____ Record excerpts

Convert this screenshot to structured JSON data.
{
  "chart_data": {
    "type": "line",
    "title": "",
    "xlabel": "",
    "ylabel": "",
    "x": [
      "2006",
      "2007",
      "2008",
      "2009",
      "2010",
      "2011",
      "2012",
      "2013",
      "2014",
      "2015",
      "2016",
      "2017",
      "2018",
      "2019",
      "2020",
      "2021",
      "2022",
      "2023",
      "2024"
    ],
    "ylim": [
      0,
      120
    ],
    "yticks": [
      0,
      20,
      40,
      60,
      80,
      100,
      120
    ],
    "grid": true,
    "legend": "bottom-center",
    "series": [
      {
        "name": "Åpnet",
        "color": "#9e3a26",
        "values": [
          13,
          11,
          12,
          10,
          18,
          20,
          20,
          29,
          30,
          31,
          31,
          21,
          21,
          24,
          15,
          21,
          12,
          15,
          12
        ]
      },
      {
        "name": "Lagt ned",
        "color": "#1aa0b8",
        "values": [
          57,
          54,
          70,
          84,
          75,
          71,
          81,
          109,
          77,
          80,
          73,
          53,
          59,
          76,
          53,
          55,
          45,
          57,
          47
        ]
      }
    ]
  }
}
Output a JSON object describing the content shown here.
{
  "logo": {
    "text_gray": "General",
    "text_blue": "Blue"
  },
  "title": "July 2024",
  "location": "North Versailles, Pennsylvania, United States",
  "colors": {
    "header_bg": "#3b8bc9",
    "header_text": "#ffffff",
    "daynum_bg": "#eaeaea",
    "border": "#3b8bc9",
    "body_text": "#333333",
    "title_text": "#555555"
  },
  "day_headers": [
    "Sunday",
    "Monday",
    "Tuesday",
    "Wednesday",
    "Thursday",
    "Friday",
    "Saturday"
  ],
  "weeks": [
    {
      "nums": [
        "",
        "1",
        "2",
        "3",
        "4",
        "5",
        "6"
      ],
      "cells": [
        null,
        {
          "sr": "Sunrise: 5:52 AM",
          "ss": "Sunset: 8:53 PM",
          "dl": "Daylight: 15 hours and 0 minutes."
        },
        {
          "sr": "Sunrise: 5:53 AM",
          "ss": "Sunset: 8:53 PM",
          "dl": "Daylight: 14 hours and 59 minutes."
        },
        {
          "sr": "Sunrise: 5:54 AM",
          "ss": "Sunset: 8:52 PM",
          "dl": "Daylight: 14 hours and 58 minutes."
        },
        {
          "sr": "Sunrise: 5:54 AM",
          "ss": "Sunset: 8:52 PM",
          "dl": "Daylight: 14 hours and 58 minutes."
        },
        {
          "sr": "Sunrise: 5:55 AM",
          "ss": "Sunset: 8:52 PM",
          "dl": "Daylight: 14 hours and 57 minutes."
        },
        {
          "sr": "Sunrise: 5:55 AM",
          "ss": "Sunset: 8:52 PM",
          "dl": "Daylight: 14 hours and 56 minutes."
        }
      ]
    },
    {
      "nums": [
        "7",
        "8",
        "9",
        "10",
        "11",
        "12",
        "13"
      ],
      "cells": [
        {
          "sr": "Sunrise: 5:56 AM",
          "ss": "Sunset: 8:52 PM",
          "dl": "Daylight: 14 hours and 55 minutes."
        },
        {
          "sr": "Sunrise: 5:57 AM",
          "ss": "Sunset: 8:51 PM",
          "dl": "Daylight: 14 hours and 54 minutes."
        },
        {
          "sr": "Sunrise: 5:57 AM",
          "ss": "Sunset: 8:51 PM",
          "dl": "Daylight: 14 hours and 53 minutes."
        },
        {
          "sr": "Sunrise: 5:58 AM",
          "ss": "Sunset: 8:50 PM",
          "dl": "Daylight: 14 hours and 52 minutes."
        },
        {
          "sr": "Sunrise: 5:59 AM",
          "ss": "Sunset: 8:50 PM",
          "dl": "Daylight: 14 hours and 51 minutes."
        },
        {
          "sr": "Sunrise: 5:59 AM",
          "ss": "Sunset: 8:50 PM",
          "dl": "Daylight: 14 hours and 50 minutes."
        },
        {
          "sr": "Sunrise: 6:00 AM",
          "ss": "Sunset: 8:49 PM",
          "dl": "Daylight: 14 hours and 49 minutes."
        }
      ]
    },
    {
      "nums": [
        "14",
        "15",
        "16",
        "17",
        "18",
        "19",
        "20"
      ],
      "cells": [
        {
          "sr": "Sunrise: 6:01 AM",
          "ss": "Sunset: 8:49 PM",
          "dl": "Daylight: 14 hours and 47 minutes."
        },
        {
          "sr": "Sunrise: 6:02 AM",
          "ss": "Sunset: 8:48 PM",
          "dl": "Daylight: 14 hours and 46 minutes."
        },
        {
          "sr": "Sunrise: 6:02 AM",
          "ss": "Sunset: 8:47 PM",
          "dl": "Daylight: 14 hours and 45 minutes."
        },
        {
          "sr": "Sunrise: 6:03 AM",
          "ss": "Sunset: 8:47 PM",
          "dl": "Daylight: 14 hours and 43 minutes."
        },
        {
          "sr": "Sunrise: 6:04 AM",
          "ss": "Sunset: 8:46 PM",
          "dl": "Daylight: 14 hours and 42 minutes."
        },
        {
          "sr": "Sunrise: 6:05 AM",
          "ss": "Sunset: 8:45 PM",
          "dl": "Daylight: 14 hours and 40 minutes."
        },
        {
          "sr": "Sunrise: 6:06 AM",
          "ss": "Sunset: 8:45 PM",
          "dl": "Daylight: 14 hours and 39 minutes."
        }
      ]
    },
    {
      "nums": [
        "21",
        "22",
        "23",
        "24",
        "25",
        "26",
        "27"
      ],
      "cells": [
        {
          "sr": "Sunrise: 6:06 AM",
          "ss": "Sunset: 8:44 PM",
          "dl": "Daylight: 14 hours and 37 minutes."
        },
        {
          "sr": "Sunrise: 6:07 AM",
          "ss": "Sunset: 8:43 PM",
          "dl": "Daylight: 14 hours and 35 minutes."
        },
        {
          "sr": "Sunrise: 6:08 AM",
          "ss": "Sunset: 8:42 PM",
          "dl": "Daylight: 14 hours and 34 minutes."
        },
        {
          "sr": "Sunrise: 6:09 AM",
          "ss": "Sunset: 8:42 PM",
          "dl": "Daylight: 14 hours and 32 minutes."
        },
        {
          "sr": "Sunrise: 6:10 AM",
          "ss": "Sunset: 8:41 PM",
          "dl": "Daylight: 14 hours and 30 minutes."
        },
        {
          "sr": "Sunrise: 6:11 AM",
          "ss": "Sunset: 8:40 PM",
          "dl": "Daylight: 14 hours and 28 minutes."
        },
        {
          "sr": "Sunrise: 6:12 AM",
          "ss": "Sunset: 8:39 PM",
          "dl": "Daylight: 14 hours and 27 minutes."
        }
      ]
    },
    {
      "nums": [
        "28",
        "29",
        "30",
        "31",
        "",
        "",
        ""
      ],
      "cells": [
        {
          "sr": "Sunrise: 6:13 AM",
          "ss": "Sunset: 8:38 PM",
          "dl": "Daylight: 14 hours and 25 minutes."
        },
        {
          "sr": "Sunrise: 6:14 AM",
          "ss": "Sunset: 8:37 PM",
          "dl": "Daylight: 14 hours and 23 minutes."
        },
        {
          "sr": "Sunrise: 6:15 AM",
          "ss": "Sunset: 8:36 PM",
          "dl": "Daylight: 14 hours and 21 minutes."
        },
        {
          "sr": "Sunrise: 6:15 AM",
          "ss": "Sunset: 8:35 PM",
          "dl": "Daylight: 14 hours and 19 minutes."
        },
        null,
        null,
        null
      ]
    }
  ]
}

________

Written request = Your task is to transcribe the listing above in full, exactly as given.

Answer for this exercise =
Convert this screenshot to structured JSON data.
{
  "chart_data": {
    "type": "line",
    "title": "",
    "xlabel": "",
    "ylabel": "",
    "x": [
      "2006",
      "2007",
      "2008",
      "2009",
      "2010",
      "2011",
      "2012",
      "2013",
      "2014",
      "2015",
      "2016",
      "2017",
      "2018",
      "2019",
      "2020",
      "2021",
      "2022",
      "2023",
      "2024"
    ],
    "ylim": [
      0,
      120
    ],
    "yticks": [
      0,
      20,
      40,
      60,
      80,
      100,
      120
    ],
    "grid": true,
    "legend": "bottom-center",
    "series": [
      {
        "name": "Åpnet",
        "color": "#9e3a26",
        "values": [
          13,
          11,
          12,
          10,
          18,
          20,
          20,
          29,
          30,
          31,
          31,
          21,
          21,
          24,
          15,
          21,
          12,
          15,
          12
        ]
      },
      {
        "name": "Lagt ned",
        "color": "#1aa0b8",
        "values": [
          57,
          54,
          70,
          84,
          75,
          71,
          81,
          109,
          77,
          80,
          73,
          53,
          59,
          76,
          53,
          55,
          45,
          57,
          47
        ]
      }
    ]
  }
}
Output a JSON object describing the content shown here.
{
  "logo": {
    "text_gray": "General",
    "text_blue": "Blue"
  },
  "title": "July 2024",
  "location": "North Versailles, Pennsylvania, United States",
  "colors": {
    "header_bg": "#3b8bc9",
    "header_text": "#ffffff",
    "daynum_bg": "#eaeaea",
    "border": "#3b8bc9",
    "body_text": "#333333",
    "title_text": "#555555"
  },
  "day_headers": [
    "Sunday",
    "Monday",
    "Tuesday",
    "Wednesday",
    "Thursday",
    "Friday",
    "Saturday"
  ],
  "weeks": [
    {
      "nums": [
        "",
        "1",
        "2",
        "3",
        "4",
        "5",
        "6"
      ],
      "cells": [
        null,
        {
          "sr": "Sunrise: 5:52 AM",
          "ss": "Sunset: 8:53 PM",
          "dl": "Daylight: 15 hours and 0 minutes."
        },
        {
          "sr": "Sunrise: 5:53 AM",
          "ss": "Sunset: 8:53 PM",
          "dl": "Daylight: 14 hours and 59 minutes."
        },
        {
          "sr": "Sunrise: 5:54 AM",
          "ss": "Sunset: 8:52 PM",
          "dl": "Daylight: 14 hours and 58 minutes."
        },
        {
          "sr": "Sunrise: 5:54 AM",
          "ss": "Sunset: 8:52 PM",
          "dl": "Daylight: 14 hours and 58 minutes."
        },
        {
          "sr": "Sunrise: 5:55 AM",
          "ss": "Sunset: 8:52 PM",
          "dl": "Daylight: 14 hours and 57 minutes."
        },
        {
          "sr": "Sunrise: 5:55 AM",
          "ss": "Sunset: 8:52 PM",
          "dl": "Daylight: 14 hours and 56 minutes."
        }
      ]
    },
    {
      "nums": [
        "7",
        "8",
        "9",
        "10",
        "11",
        "12",
        "13"
      ],
      "cells": [
        {
          "sr": "Sunrise: 5:56 AM",
          "ss": "Sunset: 8:52 PM",
          "dl": "Daylight: 14 hours and 55 minutes."
        },
        {
          "sr": "Sunrise: 5:57 AM",
          "ss": "Sunset: 8:51 PM",
          "dl": "Daylight: 14 hours and 54 minutes."
        },
        {
          "sr": "Sunrise: 5:57 AM",
          "ss": "Sunset: 8:51 PM",
          "dl": "Daylight: 14 hours and 53 minutes."
        },
        {
          "sr": "Sunrise: 5:58 AM",
          "ss": "Sunset: 8:50 PM",
          "dl": "Daylight: 14 hours and 52 minutes."
        },
        {
          "sr": "Sunrise: 5:59 AM",
          "ss": "Sunset: 8:50 PM",
          "dl": "Daylight: 14 hours and 51 minutes."
        },
        {
          "sr": "Sunrise: 5:59 AM",
          "ss": "Sunset: 8:50 PM",
          "dl": "Daylight: 14 hours and 50 minutes."
        },
        {
          "sr": "Sunrise: 6:00 AM",
          "ss": "Sunset: 8:49 PM",
          "dl": "Daylight: 14 hours and 49 minutes."
        }
      ]
    },
    {
      "nums": [
        "14",
        "15",
        "16",
        "17",
        "18",
        "19",
        "20"
      ],
      "cells": [
        {
          "sr": "Sunrise: 6:01 AM",
          "ss": "Sunset: 8:49 PM",
          "dl": "Daylight: 14 hours and 47 minutes."
        },
        {
          "sr": "Sunrise: 6:02 AM",
          "ss": "Sunset: 8:48 PM",
          "dl": "Daylight: 14 hours and 46 minutes."
        },
        {
          "sr": "Sunrise: 6:02 AM",
          "ss": "Sunset: 8:47 PM",
          "dl": "Daylight: 14 hours and 45 minutes."
        },
        {
          "sr": "Sunrise: 6:03 AM",
          "ss": "Sunset: 8:47 PM",
          "dl": "Daylight: 14 hours and 43 minutes."
        },
        {
          "sr": "Sunrise: 6:04 AM",
          "ss": "Sunset: 8:46 PM",
          "dl": "Daylight: 14 hours and 42 minutes."
        },
        {
          "sr": "Sunrise: 6:05 AM",
          "ss": "Sunset: 8:45 PM",
          "dl": "Daylight: 14 hours and 40 minutes."
        },
        {
          "sr": "Sunrise: 6:06 AM",
          "ss": "Sunset: 8:45 PM",
          "dl": "Daylight: 14 hours and 39 minutes."
        }
      ]
    },
    {
      "nums": [
        "21",
        "22",
        "23",
        "24",
        "25",
        "26",
        "27"
      ],
      "cells": [
        {
          "sr": "Sunrise: 6:06 AM",
          "ss": "Sunset: 8:44 PM",
          "dl": "Daylight: 14 hours and 37 minutes."
        },
        {
          "sr": "Sunrise: 6:07 AM",
          "ss": "Sunset: 8:43 PM",
          "dl": "Daylight: 14 hours and 35 minutes."
        },
        {
          "sr": "Sunrise: 6:08 AM",
          "ss": "Sunset: 8:42 PM",
          "dl": "Daylight: 14 hours and 34 minutes."
        },
        {
          "sr": "Sunrise: 6:09 AM",
          "ss": "Sunset: 8:42 PM",
          "dl": "Daylight: 14 hours and 32 minutes."
        },
        {
          "sr": "Sunrise: 6:10 AM",
          "ss": "Sunset: 8:41 PM",
          "dl": "Daylight: 14 hours and 30 minutes."
        },
        {
          "sr": "Sunrise: 6:11 AM",
          "ss": "Sunset: 8:40 PM",
          "dl": "Daylight: 14 hours and 28 minutes."
        },
        {
          "sr": "Sunrise: 6:12 AM",
          "ss": "Sunset: 8:39 PM",
          "dl": "Daylight: 14 hours and 27 minutes."
        }
      ]
    },
    {
      "nums": [
        "28",
        "29",
        "30",
        "31",
        "",
        "",
        ""
      ],
      "cells": [
        {
          "sr": "Sunrise: 6:13 AM",
          "ss": "Sunset: 8:38 PM",
          "dl": "Daylight: 14 hours and 25 minutes."
        },
        {
          "sr": "Sunrise: 6:14 AM",
          "ss": "Sunset: 8:37 PM",
          "dl": "Daylight: 14 hours and 23 minutes."
        },
        {
          "sr": "Sunrise: 6:15 AM",
          "ss": "Sunset: 8:36 PM",
          "dl": "Daylight: 14 hours and 21 minutes."
        },
        {
          "sr": "Sunrise: 6:15 AM",
          "ss": "Sunset: 8:35 PM",
          "dl": "Daylight: 14 hours and 19 minutes."
        },
        null,
        null,
        null
      ]
    }
  ]
}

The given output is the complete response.